+++ Rows

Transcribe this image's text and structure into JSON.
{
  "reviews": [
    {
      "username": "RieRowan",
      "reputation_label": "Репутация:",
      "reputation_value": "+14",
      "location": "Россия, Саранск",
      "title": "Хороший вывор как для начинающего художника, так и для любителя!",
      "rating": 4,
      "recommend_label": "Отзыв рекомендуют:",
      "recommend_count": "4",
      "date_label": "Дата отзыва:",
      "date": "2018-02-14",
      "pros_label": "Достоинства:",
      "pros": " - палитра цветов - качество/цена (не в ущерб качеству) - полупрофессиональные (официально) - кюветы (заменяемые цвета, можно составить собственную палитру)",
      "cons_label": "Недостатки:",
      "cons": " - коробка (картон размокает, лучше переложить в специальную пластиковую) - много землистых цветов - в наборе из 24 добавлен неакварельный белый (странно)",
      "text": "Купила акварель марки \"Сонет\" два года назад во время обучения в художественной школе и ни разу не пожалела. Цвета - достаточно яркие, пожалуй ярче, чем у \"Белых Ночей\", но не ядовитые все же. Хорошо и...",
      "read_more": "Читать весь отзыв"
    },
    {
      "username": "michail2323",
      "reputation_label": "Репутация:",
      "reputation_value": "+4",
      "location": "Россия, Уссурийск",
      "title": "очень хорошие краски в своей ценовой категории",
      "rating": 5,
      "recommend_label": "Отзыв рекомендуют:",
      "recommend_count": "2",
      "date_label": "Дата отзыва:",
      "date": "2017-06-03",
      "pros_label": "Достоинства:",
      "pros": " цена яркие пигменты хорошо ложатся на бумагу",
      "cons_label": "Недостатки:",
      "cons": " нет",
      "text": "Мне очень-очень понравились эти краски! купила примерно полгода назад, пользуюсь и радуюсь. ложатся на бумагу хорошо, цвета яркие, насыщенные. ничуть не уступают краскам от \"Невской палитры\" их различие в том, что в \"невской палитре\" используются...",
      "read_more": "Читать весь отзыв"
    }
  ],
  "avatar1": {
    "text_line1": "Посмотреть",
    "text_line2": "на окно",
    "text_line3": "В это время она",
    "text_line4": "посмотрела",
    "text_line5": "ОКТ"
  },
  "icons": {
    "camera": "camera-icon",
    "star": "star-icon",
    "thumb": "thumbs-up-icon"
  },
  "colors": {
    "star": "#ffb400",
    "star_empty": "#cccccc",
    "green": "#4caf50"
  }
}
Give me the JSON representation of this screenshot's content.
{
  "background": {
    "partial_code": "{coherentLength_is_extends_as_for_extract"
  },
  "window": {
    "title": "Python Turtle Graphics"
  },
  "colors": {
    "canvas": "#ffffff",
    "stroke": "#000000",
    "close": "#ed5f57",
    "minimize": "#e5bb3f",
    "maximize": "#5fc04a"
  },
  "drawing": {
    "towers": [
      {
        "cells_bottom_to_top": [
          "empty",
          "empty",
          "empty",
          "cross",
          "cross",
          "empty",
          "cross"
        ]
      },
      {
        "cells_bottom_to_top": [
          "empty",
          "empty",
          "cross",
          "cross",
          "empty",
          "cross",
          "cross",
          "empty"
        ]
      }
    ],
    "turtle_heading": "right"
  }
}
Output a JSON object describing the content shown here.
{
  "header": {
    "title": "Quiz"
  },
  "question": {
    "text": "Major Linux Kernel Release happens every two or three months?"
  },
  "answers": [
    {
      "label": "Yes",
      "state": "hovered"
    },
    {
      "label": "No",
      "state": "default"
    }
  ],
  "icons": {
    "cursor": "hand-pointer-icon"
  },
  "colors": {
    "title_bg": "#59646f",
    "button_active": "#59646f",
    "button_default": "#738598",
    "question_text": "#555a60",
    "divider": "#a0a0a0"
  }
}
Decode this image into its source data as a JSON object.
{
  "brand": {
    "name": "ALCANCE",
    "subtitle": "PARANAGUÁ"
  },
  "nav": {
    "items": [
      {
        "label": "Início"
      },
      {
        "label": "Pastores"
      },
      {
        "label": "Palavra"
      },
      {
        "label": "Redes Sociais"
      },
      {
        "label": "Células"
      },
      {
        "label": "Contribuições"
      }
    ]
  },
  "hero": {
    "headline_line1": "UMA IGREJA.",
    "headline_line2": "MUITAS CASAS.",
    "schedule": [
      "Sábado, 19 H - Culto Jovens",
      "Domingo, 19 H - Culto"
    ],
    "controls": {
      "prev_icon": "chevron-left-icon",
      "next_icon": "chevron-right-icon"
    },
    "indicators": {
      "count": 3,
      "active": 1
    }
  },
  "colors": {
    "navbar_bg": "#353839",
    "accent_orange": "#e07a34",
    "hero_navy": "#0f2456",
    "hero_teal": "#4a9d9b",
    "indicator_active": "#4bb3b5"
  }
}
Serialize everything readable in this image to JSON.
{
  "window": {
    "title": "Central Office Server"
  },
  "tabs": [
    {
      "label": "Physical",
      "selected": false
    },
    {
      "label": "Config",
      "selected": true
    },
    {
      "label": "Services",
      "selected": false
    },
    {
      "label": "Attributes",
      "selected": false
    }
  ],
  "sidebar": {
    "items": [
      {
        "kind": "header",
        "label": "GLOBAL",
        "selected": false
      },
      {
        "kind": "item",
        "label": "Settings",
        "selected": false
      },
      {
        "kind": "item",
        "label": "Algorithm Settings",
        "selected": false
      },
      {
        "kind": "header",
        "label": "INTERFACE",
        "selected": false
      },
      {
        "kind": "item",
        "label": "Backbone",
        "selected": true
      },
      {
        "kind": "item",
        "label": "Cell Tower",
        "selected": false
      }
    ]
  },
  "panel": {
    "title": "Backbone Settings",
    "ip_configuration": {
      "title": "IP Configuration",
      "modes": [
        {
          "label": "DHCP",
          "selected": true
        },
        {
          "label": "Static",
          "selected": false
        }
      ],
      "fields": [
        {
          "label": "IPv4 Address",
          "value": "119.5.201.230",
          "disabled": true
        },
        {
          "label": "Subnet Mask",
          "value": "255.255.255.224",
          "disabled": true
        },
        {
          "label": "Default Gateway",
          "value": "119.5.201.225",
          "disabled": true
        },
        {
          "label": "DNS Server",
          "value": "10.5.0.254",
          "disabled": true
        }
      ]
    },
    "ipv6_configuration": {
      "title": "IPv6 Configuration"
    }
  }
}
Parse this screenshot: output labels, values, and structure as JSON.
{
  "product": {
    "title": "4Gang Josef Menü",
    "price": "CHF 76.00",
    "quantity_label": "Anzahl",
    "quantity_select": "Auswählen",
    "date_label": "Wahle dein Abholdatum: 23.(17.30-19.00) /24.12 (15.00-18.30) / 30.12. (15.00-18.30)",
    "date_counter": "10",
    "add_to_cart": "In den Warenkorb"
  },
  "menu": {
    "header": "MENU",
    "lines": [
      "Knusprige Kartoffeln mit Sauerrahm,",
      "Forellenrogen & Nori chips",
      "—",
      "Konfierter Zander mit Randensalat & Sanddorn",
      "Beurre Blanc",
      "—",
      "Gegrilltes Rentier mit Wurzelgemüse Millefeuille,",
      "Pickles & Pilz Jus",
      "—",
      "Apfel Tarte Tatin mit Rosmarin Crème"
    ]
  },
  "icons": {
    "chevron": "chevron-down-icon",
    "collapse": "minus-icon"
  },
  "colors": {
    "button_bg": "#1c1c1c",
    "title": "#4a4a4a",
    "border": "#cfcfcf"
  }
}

++++++

_Set problem_
Copy out the full material exactly as it appears.

_Final result_
Transcribe this image's text and structure into JSON.
{
  "reviews": [
    {
      "username": "RieRowan",
      "reputation_label": "Репутация:",
      "reputation_value": "+14",
      "location": "Россия, Саранск",
      "title": "Хороший вывор как для начинающего художника, так и для любителя!",
      "rating": 4,
      "recommend_label": "Отзыв рекомендуют:",
      "recommend_count": "4",
      "date_label": "Дата отзыва:",
      "date": "2018-02-14",
      "pros_label": "Достоинства:",
      "pros": " - палитра цветов - качество/цена (не в ущерб качеству) - полупрофессиональные (официально) - кюветы (заменяемые цвета, можно составить собственную палитру)",
      "cons_label": "Недостатки:",
      "cons": " - коробка (картон размокает, лучше переложить в специальную пластиковую) - много землистых цветов - в наборе из 24 добавлен неакварельный белый (странно)",
      "text": "Купила акварель марки \"Сонет\" два года назад во время обучения в художественной школе и ни разу не пожалела. Цвета - достаточно яркие, пожалуй ярче, чем у \"Белых Ночей\", но не ядовитые все же. Хорошо и...",
      "read_more": "Читать весь отзыв"
    },
    {
      "username": "michail2323",
      "reputation_label": "Репутация:",
      "reputation_value": "+4",
      "location": "Россия, Уссурийск",
      "title": "очень хорошие краски в своей ценовой категории",
      "rating": 5,
      "recommend_label": "Отзыв рекомендуют:",
      "recommend_count": "2",
      "date_label": "Дата отзыва:",
      "date": "2017-06-03",
      "pros_label": "Достоинства:",
      "pros": " цена яркие пигменты хорошо ложатся на бумагу",
      "cons_label": "Недостатки:",
      "cons": " нет",
      "text": "Мне очень-очень понравились эти краски! купила примерно полгода назад, пользуюсь и радуюсь. ложатся на бумагу хорошо, цвета яркие, насыщенные. ничуть не уступают краскам от \"Невской палитры\" их различие в том, что в \"невской палитре\" используются...",
      "read_more": "Читать весь отзыв"
    }
  ],
  "avatar1": {
    "text_line1": "Посмотреть",
    "text_line2": "на окно",
    "text_line3": "В это время она",
    "text_line4": "посмотрела",
    "text_line5": "ОКТ"
  },
  "icons": {
    "camera": "camera-icon",
    "star": "star-icon",
    "thumb": "thumbs-up-icon"
  },
  "colors": {
    "star": "#ffb400",
    "star_empty": "#cccccc",
    "green": "#4caf50"
  }
}
Give me the JSON representation of this screenshot's content.
{
  "background": {
    "partial_code": "{coherentLength_is_extends_as_for_extract"
  },
  "window": {
    "title": "Python Turtle Graphics"
  },
  "colors": {
    "canvas": "#ffffff",
    "stroke": "#000000",
    "close": "#ed5f57",
    "minimize": "#e5bb3f",
    "maximize": "#5fc04a"
  },
  "drawing": {
    "towers": [
      {
        "cells_bottom_to_top": [
          "empty",
          "empty",
          "empty",
          "cross",
          "cross",
          "empty",
          "cross"
        ]
      },
      {
        "cells_bottom_to_top": [
          "empty",
          "empty",
          "cross",
          "cross",
          "empty",
          "cross",
          "cross",
          "empty"
        ]
      }
    ],
    "turtle_heading": "right"
  }
}
Output a JSON object describing the content shown here.
{
  "header": {
    "title": "Quiz"
  },
  "question": {
    "text": "Major Linux Kernel Release happens every two or three months?"
  },
  "answers": [
    {
      "label": "Yes",
      "state": "hovered"
    },
    {
      "label": "No",
      "state": "default"
    }
  ],
  "icons": {
    "cursor": "hand-pointer-icon"
  },
  "colors": {
    "title_bg": "#59646f",
    "button_active": "#59646f",
    "button_default": "#738598",
    "question_text": "#555a60",
    "divider": "#a0a0a0"
  }
}
Decode this image into its source data as a JSON object.
{
  "brand": {
    "name": "ALCANCE",
    "subtitle": "PARANAGUÁ"
  },
  "nav": {
    "items": [
      {
        "label": "Início"
      },
      {
        "label": "Pastores"
      },
      {
        "label": "Palavra"
      },
      {
        "label": "Redes Sociais"
      },
      {
        "label": "Células"
      },
      {
        "label": "Contribuições"
      }
    ]
  },
  "hero": {
    "headline_line1": "UMA IGREJA.",
    "headline_line2": "MUITAS CASAS.",
    "schedule": [
      "Sábado, 19 H - Culto Jovens",
      "Domingo, 19 H - Culto"
    ],
    "controls": {
      "prev_icon": "chevron-left-icon",
      "next_icon": "chevron-right-icon"
    },
    "indicators": {
      "count": 3,
      "active": 1
    }
  },
  "colors": {
    "navbar_bg": "#353839",
    "accent_orange": "#e07a34",
    "hero_navy": "#0f2456",
    "hero_teal": "#4a9d9b",
    "indicator_active": "#4bb3b5"
  }
}
Serialize everything readable in this image to JSON.
{
  "window": {
    "title": "Central Office Server"
  },
  "tabs": [
    {
      "label": "Physical",
      "selected": false
    },
    {
      "label": "Config",
      "selected": true
    },
    {
      "label": "Services",
      "selected": false
    },
    {
      "label": "Attributes",
      "selected": false
    }
  ],
  "sidebar": {
    "items": [
      {
        "kind": "header",
        "label": "GLOBAL",
        "selected": false
      },
      {
        "kind": "item",
        "label": "Settings",
        "selected": false
      },
      {
        "kind": "item",
        "label": "Algorithm Settings",
        "selected": false
      },
      {
        "kind": "header",
        "label": "INTERFACE",
        "selected": false
      },
      {
        "kind": "item",
        "label": "Backbone",
        "selected": true
      },
      {
        "kind": "item",
        "label": "Cell Tower",
        "selected": false
      }
    ]
  },
  "panel": {
    "title": "Backbone Settings",
    "ip_configuration": {
      "title": "IP Configuration",
      "modes": [
        {
          "label": "DHCP",
          "selected": true
        },
        {
          "label": "Static",
          "selected": false
        }
      ],
      "fields": [
        {
          "label": "IPv4 Address",
          "value": "119.5.201.230",
          "disabled": true
        },
        {
          "label": "Subnet Mask",
          "value": "255.255.255.224",
          "disabled": true
        },
        {
          "label": "Default Gateway",
          "value": "119.5.201.225",
          "disabled": true
        },
        {
          "label": "DNS Server",
          "value": "10.5.0.254",
          "disabled": true
        }
      ]
    },
    "ipv6_configuration": {
      "title": "IPv6 Configuration"
    }
  }
}
Parse this screenshot: output labels, values, and structure as JSON.
{
  "product": {
    "title": "4Gang Josef Menü",
    "price": "CHF 76.00",
    "quantity_label": "Anzahl",
    "quantity_select": "Auswählen",
    "date_label": "Wahle dein Abholdatum: 23.(17.30-19.00) /24.12 (15.00-18.30) / 30.12. (15.00-18.30)",
    "date_counter": "10",
    "add_to_cart": "In den Warenkorb"
  },
  "menu": {
    "header": "MENU",
    "lines": [
      "Knusprige Kartoffeln mit Sauerrahm,",
      "Forellenrogen & Nori chips",
      "—",
      "Konfierter Zander mit Randensalat & Sanddorn",
      "Beurre Blanc",
      "—",
      "Gegrilltes Rentier mit Wurzelgemüse Millefeuille,",
      "Pickles & Pilz Jus",
      "—",
      "Apfel Tarte Tatin mit Rosmarin Crème"
    ]
  },
  "icons": {
    "chevron": "chevron-down-icon",
    "collapse": "minus-icon"
  },
  "colors": {
    "button_bg": "#1c1c1c",
    "title": "#4a4a4a",
    "border": "#cfcfcf"
  }
}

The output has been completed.